====== Excerpt to read ======

The purpose of the stimulus development process was to produce stimuli that varied in two nonnative features from the perspective of English listeners: VOT and tone. Hindi speakers were selected for the recording process because they are able to produce the required prevoiced vs short-lag unaspirated VOT distinction that is nonnative for English speakers. Prevoiced tokens were created by excising the voicing lead portion from the original recording (e.g., from [ba]) and concatenating the voicing lead and the short-lag token (e.g., [pa]). This meant that the only difference between the final prevoiced and unaspirated tokens was the addition of prevoicing. The tokens were otherwise physically identical (see Fig. 1). Three tones (level, rising, and falling) were superimposed onto each stimulus token (see Fig. 2), using the pitch-synchronous overlap-add resynthesis function in Praat (Boersma and Weenink, 2001). Values used for tone synthesis are shown in Table II. The full stimulus set consisted of 288 tokens (6 talkers × 2 genders × 2 voicing categories × 3 tones × 4 targets).

FIG. 1.

FIG. 1.

Short-lag unaspirated vs prevoiced VOT distinction depicted in oscillograms (top) and spectrograms (bottom) of the nonwords /pɛʃ/ (A) and /bɛʃ/ (B). Stimuli differing in VOT were created by concatenating the short-lag unaspirated stimulus (A) with prevoicing excised from a separate recording to create a new prevoiced stimulus (B) that was otherwise physically identical to A.

FIG. 2.

FIG. 2.

Spectrograms of the nonword /pɛɪm/ resynthesized with level (A), rising (B), and falling (C) tones. Stimuli differing in tone were created via pitch-synchronous overlap-add resynthesis, resulting in three tokens with differing pitch contours but that were otherwise acoustically similar.

TABLE II.

F0 values (Hz) used for pitch-synchronous overlap-add resynthesis for the six male (M) and six female (F) talkers.

Talker Tone 1 Tone 2 Tone 4
start end start end start end
M1 169 165 125 172 184 102
M2 142 142 107 138 156 88
M3 162 164 125 173 179 102
M4 142 145 106 142 153 88
M5 164 166 123 163 189 104
M6 145 144 102 143 157 85
F1 213 215 157 210 231 130
F2 264 261 193 264 288 160
F3 238 234 175 236 260 144
F4 209 207 149 209 223 128
F5 244 243 184 242 267 149
F6 199 212 154 211 231 126

We had native Hindi and Mandarin judges identify each token to confirm the validity of the stimulus set. Three fluent Hindi speakers identified all 288 stimuli on the basis of stop-voicing with 93%–95% accuracy. Two problematic sets of tokens were identified and replaced with new tokens (note that each set is comprised of six tokens because from each original recording, tokens were created for two voicing categories × three tones). Two fluent Mandarin speakers confirmed that the revised set of 288 stimuli were acceptable versions of level, rising, and falling tones (97.1% and 97.9% identification accuracy).

C. Procedure

Subjects completed a seven-day training protocol. On day 1, subjects completed experimental paperwork, including a demographics questionnaire, cognitive tests, and tone identification and VOT identification pre-tests. The order of the pre-tests was counterbalanced. Subjects were then assigned to a training group and completed their first training session. On days 2–6, subjects returned and repeated the training session. On day 7, subjects completed their final training session, followed by the generalization test, and the tone identification and VOT identification post-tests. The order of the two post-tests was counterbalanced. All experimental tasks were presented via a computer running E-Prime software, and audio stimuli were presented using Sennheiser HD280 Pro headphones at a calibrated output level of about 72 dB sound pressure level (SPL).

====== Information shown ======

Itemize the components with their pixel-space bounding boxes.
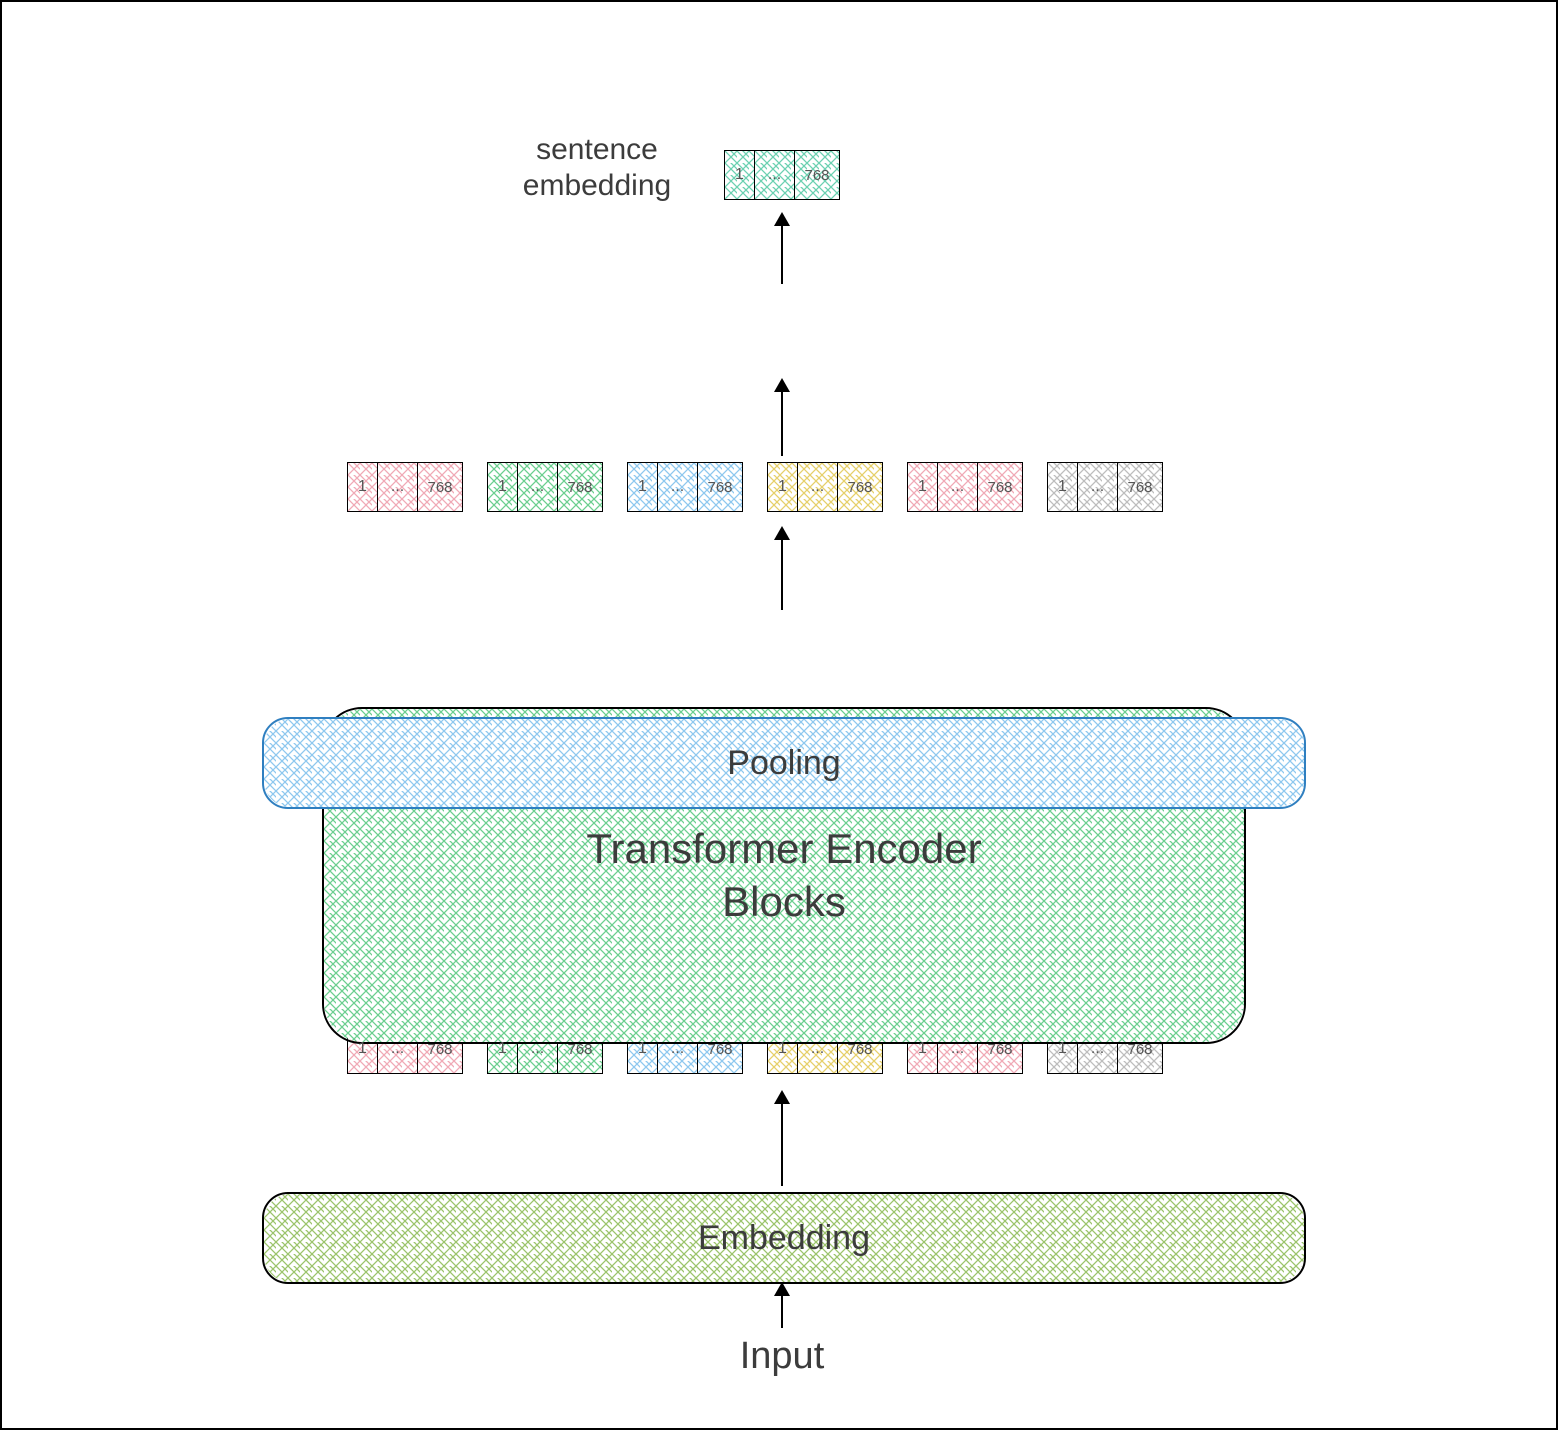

======

● **Task requirements**
A: In the excerpt on stimulus development and procedure, at roughly what sound pressure level were the audio stimuli presented?
B: Carry on the excerpt on stimulus development and procedure, picking up after its final sentence.

● **Final results**
A: About 72 dB SPL.

B:
1. Tone identification test

Tone identification was assessed at two time points, namely, before and after training (pre-test and post-test, respectively). The tone identification test consisted of 96 trials (2 consonants × 2 voicing × 2 vowels × 3 tones × 4 talkers). On each trial, an auditory stimulus was presented and two arrows appeared onscreen as response options representing its pitch contour (i.e., two of →, , representing level, rising, and falling pitch contours, respectively). The placement of the response options was counterbalanced. Subjects selected one of the two pitch contours by pressing a button on a low-latency response box. Stimuli were presented at the rate of one every 3 s. No corrective feedback was provided.

2. VOT identification test

The VOT identification test was identical to the tone identification test, with the exception that subjects were required to indicate whether the stop consonant on each trial contained prevoicing of short-lag unaspirated VOT. Response options were presented onscreen using English orthography. Short-lag unaspirated VOT was represented by the stops b and d (e.g., ba, bu, da, du). Prevoicing was represented orthographically by preceding the stop with a nasal (e.g., prevoiced ba = mba, prevoiced du = ndu). The experimenter ensured that each subject understood the response options before beginning the test. The placement of the response options was counterbalanced.

3. Training

Subjects completed seven training sessions, each held on a separate day. Subjects were permitted no more than two consecutive days without a session. Half of the subjects were trained to associate pictures with spoken pseudowords varying in tone, the other half in VOT. Each training session involved 96 exposure trials and 48 test trials. In each block of four exposure trials, the subject was passively exposed to two repetitions of two words in random order. Immediately following the four passive exposure trials, subjects were then quizzed on those two words. Each word was presented and subjects were required to select the correct picture out of the two options. Corrective trial-by-trial feedback was provided. Stimuli were presented at the rate of one every 3 s.

At the end of the session, subjects completed a word learning test. For the test trials, subjects were given a sheet containing 24 pictures. Each word was presented and subjects were required to respond by pressing the key corresponding to the picture on the sheet. No feedback was provided. The order of the test words was randomized. There were 48 test trials in total (4 talkers × 12 words).

4. Generalization test

After completing all seven training sessions, subjects completed the generalization task on the final day. The structure of the generalization task was similar to the word learning test presented at the end of each training session. Four new talkers produced each pseudoword, and subjects selected the correct item from the list of 24 pictures. No feedback was provided. There were 48 generalization trials in total (4 talkers × 12 words), which were presented in random order. Stimuli were presented at the rate of one every 3 s.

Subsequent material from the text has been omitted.